Extract, from the listing that follows, each line containing the word "label".

───── Dataset records

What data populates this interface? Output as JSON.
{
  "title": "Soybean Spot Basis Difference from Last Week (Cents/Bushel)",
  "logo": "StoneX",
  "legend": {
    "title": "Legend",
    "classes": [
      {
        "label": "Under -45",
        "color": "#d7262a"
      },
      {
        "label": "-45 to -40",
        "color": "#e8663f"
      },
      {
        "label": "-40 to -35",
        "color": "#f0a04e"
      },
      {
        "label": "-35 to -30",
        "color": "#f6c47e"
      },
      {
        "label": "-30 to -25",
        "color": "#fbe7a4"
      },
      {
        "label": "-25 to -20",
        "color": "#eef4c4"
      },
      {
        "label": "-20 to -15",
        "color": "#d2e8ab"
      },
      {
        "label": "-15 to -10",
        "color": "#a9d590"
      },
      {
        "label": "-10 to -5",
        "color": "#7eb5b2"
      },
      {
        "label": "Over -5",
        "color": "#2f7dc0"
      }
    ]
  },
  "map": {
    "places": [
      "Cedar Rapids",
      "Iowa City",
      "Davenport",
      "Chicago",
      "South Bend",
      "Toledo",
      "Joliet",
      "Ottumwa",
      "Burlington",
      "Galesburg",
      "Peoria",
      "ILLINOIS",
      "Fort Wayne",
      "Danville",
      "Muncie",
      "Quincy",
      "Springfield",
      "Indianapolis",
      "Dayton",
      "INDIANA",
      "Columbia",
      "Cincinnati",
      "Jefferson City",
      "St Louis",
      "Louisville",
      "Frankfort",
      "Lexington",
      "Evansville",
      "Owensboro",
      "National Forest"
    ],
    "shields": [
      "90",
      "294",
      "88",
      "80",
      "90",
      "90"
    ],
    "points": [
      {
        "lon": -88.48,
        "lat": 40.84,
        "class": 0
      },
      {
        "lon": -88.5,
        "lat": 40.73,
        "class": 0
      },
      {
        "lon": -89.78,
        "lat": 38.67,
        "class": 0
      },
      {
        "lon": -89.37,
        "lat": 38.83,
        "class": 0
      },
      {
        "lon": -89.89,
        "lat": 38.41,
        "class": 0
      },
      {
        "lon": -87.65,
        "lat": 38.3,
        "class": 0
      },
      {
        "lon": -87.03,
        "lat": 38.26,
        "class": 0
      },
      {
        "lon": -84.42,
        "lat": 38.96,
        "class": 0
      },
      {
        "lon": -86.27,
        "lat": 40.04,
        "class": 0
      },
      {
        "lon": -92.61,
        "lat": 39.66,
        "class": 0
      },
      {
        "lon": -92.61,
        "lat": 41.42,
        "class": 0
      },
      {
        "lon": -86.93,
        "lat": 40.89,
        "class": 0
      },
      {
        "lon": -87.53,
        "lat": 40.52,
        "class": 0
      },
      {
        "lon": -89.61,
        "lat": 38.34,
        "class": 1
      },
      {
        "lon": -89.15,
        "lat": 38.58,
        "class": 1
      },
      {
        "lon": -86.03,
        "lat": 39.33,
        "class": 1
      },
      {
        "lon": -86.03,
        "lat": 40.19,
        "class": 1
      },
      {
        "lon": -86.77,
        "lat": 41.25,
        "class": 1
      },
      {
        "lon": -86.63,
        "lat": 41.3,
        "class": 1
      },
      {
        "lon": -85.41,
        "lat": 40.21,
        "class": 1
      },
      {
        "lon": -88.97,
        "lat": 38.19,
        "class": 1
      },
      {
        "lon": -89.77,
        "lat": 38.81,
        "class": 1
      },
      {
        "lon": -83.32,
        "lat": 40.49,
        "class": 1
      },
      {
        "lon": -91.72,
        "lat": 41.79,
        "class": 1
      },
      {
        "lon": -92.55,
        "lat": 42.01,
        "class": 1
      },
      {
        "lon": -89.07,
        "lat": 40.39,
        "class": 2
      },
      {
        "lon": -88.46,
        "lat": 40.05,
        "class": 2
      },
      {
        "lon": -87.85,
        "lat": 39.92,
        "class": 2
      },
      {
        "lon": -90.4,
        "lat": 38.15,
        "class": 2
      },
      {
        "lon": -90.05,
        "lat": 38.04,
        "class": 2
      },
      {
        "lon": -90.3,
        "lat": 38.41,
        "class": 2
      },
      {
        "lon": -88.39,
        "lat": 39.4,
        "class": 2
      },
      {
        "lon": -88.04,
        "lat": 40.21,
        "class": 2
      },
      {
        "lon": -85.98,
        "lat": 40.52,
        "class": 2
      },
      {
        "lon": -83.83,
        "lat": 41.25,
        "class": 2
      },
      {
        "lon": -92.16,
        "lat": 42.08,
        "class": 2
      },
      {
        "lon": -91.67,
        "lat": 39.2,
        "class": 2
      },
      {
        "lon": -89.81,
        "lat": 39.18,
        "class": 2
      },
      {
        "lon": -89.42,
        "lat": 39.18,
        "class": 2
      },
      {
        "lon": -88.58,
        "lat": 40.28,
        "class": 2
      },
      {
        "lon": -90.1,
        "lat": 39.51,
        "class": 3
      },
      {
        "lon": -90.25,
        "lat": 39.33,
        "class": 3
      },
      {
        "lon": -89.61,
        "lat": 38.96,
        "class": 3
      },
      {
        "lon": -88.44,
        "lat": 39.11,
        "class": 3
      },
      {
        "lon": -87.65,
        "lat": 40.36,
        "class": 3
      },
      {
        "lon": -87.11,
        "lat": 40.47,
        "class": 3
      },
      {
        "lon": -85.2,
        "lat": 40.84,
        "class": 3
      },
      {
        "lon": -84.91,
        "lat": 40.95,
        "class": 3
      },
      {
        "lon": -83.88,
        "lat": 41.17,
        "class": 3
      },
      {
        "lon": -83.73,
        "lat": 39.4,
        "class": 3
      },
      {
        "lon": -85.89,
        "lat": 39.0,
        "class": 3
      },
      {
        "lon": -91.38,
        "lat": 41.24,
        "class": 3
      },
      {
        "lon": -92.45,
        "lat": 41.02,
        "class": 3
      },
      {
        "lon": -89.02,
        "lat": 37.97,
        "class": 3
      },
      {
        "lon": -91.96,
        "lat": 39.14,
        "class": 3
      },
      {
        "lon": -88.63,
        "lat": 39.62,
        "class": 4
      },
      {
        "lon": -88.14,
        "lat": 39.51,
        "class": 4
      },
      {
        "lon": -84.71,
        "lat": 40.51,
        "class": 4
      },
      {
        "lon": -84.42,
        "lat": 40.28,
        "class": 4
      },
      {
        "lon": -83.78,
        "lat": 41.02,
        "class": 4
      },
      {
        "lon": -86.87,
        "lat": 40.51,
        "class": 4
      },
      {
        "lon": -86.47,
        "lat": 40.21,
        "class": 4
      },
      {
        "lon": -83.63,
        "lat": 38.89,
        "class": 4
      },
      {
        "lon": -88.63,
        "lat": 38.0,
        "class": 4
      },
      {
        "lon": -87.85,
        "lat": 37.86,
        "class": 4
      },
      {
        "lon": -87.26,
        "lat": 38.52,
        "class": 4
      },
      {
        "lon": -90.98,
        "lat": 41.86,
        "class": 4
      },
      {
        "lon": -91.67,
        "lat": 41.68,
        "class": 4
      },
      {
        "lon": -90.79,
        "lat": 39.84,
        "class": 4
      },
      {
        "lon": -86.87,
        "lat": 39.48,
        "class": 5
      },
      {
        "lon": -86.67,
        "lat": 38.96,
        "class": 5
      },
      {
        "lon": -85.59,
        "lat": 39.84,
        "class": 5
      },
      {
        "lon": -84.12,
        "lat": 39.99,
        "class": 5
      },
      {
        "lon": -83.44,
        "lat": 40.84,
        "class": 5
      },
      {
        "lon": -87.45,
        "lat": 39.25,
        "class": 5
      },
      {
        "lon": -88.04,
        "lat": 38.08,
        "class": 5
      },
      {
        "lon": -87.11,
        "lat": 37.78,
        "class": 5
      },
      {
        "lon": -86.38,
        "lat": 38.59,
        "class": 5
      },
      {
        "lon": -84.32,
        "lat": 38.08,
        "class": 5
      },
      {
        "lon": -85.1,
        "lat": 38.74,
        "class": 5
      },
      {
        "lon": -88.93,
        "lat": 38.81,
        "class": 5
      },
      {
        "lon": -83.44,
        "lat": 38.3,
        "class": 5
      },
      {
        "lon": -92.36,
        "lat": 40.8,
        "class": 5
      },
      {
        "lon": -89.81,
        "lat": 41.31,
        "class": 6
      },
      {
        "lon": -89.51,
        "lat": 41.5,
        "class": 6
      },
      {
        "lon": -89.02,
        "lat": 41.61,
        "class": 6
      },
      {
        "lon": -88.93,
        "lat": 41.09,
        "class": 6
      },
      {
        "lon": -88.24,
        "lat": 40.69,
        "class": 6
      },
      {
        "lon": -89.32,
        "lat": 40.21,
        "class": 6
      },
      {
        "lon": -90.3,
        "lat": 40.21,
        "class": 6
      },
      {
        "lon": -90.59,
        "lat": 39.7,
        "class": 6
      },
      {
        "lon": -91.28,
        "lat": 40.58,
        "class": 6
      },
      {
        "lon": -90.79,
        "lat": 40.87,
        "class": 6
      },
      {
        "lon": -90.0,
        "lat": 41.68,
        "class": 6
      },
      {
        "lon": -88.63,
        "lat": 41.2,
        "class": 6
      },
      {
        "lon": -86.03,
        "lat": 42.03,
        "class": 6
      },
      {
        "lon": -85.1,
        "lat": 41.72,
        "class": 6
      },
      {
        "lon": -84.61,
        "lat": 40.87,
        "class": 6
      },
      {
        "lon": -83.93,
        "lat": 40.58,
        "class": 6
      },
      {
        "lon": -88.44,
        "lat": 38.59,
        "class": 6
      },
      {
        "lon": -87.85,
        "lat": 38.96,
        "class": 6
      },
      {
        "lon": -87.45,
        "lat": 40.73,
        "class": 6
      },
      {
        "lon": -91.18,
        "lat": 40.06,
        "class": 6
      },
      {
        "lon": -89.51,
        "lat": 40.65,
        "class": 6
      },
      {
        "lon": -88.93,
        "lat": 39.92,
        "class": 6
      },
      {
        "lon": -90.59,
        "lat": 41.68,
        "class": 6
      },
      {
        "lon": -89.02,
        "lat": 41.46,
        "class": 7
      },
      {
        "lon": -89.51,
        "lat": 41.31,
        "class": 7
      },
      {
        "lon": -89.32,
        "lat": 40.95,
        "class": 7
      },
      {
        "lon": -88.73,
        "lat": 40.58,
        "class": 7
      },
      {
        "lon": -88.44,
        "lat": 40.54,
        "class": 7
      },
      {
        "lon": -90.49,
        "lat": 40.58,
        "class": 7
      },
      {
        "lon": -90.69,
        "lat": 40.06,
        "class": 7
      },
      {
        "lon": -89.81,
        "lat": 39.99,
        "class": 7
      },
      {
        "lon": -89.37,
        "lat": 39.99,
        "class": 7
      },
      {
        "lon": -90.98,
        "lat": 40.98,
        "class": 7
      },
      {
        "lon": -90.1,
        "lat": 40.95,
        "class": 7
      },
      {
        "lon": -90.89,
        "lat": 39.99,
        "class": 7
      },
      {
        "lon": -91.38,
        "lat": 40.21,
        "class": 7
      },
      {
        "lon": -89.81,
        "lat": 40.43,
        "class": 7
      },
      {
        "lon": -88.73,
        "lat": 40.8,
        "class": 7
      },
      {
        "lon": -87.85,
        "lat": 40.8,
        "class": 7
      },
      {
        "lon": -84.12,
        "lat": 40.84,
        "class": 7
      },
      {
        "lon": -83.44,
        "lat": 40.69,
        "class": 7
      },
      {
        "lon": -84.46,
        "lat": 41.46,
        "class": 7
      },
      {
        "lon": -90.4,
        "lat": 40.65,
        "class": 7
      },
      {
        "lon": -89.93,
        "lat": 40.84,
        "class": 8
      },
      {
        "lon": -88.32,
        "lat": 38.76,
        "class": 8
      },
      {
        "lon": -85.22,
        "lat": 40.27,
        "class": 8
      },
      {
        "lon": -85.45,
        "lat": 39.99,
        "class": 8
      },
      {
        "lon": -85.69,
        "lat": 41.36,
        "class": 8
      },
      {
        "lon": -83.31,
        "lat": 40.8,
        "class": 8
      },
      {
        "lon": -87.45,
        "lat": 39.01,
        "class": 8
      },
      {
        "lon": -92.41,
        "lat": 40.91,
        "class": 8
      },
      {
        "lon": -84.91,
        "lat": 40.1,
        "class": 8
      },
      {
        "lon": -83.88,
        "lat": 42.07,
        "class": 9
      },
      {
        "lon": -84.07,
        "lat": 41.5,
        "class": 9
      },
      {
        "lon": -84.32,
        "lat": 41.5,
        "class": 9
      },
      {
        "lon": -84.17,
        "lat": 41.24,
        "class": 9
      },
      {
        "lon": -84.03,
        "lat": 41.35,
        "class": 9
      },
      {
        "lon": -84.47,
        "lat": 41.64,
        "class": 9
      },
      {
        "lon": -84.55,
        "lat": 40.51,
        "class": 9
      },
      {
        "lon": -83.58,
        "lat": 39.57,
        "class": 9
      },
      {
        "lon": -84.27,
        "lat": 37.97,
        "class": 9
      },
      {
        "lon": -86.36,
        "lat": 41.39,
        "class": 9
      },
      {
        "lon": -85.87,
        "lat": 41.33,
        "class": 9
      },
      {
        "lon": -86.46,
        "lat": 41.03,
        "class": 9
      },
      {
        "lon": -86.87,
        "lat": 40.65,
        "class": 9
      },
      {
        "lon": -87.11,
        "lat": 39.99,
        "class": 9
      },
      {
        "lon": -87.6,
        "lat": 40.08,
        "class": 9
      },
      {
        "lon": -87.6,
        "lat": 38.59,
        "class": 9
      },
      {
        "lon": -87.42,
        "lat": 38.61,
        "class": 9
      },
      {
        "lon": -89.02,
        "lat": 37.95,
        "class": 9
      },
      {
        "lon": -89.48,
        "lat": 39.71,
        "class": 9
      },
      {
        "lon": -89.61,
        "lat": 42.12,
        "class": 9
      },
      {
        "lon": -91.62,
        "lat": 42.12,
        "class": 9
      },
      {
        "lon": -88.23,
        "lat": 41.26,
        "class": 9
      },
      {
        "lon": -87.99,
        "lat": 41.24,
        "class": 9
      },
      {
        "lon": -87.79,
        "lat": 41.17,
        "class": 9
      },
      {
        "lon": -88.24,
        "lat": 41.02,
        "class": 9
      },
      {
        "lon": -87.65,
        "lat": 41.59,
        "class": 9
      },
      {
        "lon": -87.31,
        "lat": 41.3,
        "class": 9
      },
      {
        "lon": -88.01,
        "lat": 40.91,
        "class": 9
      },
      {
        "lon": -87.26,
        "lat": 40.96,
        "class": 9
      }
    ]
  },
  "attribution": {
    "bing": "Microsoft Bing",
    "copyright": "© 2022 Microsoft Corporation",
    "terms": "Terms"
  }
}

──────────

■ Written answer
        "label": "Under -45",
        "label": "-45 to -40",
        "label": "-40 to -35",
        "label": "-35 to -30",
        "label": "-30 to -25",
        "label": "-25 to -20",
        "label": "-20 to -15",
        "label": "-15 to -10",
        "label": "-10 to -5",
        "label": "Over -5",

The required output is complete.